- EXERCISE -
Exclude the pictures and reproduce the remaining data exactly as written.

- MATERIAL PROVIDED -
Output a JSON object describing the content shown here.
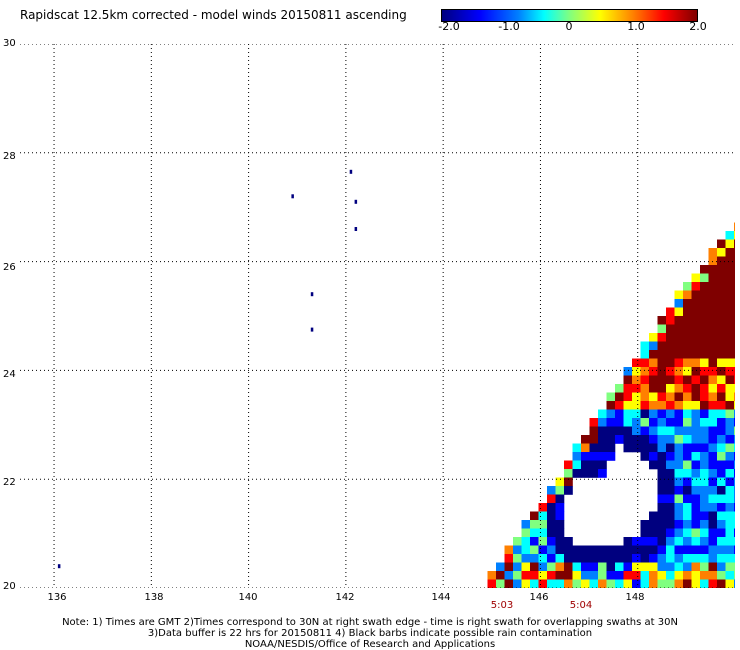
{
  "title": "Rapidscat 12.5km corrected - model winds 20150811 ascending",
  "colorbar": {
    "ticks": [
      "-2.0",
      "-1.0",
      "0",
      "1.0",
      "2.0"
    ],
    "range": [
      -2.0,
      2.0
    ],
    "colors": [
      "#00007f",
      "#0000ff",
      "#0080ff",
      "#00ffff",
      "#80ff80",
      "#ffff00",
      "#ff8000",
      "#ff0000",
      "#7f0000"
    ]
  },
  "map": {
    "lon_range": [
      135.3,
      150.0
    ],
    "lat_range": [
      20,
      30
    ],
    "lat_labels": [
      "30",
      "28",
      "26",
      "24",
      "22",
      "20"
    ],
    "lon_labels": [
      "136",
      "138",
      "140",
      "142",
      "144",
      "146",
      "148"
    ],
    "grid": "dotted",
    "land_color": "#00007f",
    "islands": [
      {
        "lon": 136.1,
        "lat": 20.4
      },
      {
        "lon": 140.9,
        "lat": 27.2
      },
      {
        "lon": 142.1,
        "lat": 27.65
      },
      {
        "lon": 142.2,
        "lat": 27.1
      },
      {
        "lon": 142.2,
        "lat": 26.6
      },
      {
        "lon": 141.3,
        "lat": 25.4
      },
      {
        "lon": 141.3,
        "lat": 24.75
      }
    ],
    "swath_edge": [
      [
        144.8,
        20.0
      ],
      [
        146.4,
        22.1
      ],
      [
        147.6,
        23.8
      ],
      [
        149.0,
        25.6
      ],
      [
        150.0,
        26.7
      ]
    ],
    "rain_hole": [
      [
        147.6,
        22.6
      ],
      [
        148.3,
        22.3
      ],
      [
        148.4,
        21.6
      ],
      [
        148.0,
        21.0
      ],
      [
        147.2,
        20.7
      ],
      [
        146.6,
        20.9
      ],
      [
        146.4,
        21.5
      ],
      [
        146.8,
        22.1
      ],
      [
        147.3,
        22.1
      ]
    ]
  },
  "times": [
    "5:03",
    "5:04"
  ],
  "notes": [
    "Note: 1) Times are GMT 2)Times correspond to 30N at right swath edge - time is right swath for overlapping swaths at 30N",
    "3)Data buffer is 22 hrs for 20150811 4) Black barbs indicate possible rain contamination",
    "NOAA/NESDIS/Office of Research and Applications"
  ]
}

- FULL ANSWER -
Output a JSON object describing the content shown here.
{
  "title": "Rapidscat 12.5km corrected - model winds 20150811 ascending",
  "colorbar": {
    "ticks": [
      "-2.0",
      "-1.0",
      "0",
      "1.0",
      "2.0"
    ],
    "range": [
      -2.0,
      2.0
    ],
    "colors": [
      "#00007f",
      "#0000ff",
      "#0080ff",
      "#00ffff",
      "#80ff80",
      "#ffff00",
      "#ff8000",
      "#ff0000",
      "#7f0000"
    ]
  },
  "map": {
    "lon_range": [
      135.3,
      150.0
    ],
    "lat_range": [
      20,
      30
    ],
    "lat_labels": [
      "30",
      "28",
      "26",
      "24",
      "22",
      "20"
    ],
    "lon_labels": [
      "136",
      "138",
      "140",
      "142",
      "144",
      "146",
      "148"
    ],
    "grid": "dotted",
    "land_color": "#00007f",
    "islands": [
      {
        "lon": 136.1,
        "lat": 20.4
      },
      {
        "lon": 140.9,
        "lat": 27.2
      },
      {
        "lon": 142.1,
        "lat": 27.65
      },
      {
        "lon": 142.2,
        "lat": 27.1
      },
      {
        "lon": 142.2,
        "lat": 26.6
      },
      {
        "lon": 141.3,
        "lat": 25.4
      },
      {
        "lon": 141.3,
        "lat": 24.75
      }
    ],
    "swath_edge": [
      [
        144.8,
        20.0
      ],
      [
        146.4,
        22.1
      ],
      [
        147.6,
        23.8
      ],
      [
        149.0,
        25.6
      ],
      [
        150.0,
        26.7
      ]
    ],
    "rain_hole": [
      [
        147.6,
        22.6
      ],
      [
        148.3,
        22.3
      ],
      [
        148.4,
        21.6
      ],
      [
        148.0,
        21.0
      ],
      [
        147.2,
        20.7
      ],
      [
        146.6,
        20.9
      ],
      [
        146.4,
        21.5
      ],
      [
        146.8,
        22.1
      ],
      [
        147.3,
        22.1
      ]
    ]
  },
  "times": [
    "5:03",
    "5:04"
  ],
  "notes": [
    "Note: 1) Times are GMT 2)Times correspond to 30N at right swath edge - time is right swath for overlapping swaths at 30N",
    "3)Data buffer is 22 hrs for 20150811 4) Black barbs indicate possible rain contamination",
    "NOAA/NESDIS/Office of Research and Applications"
  ]
}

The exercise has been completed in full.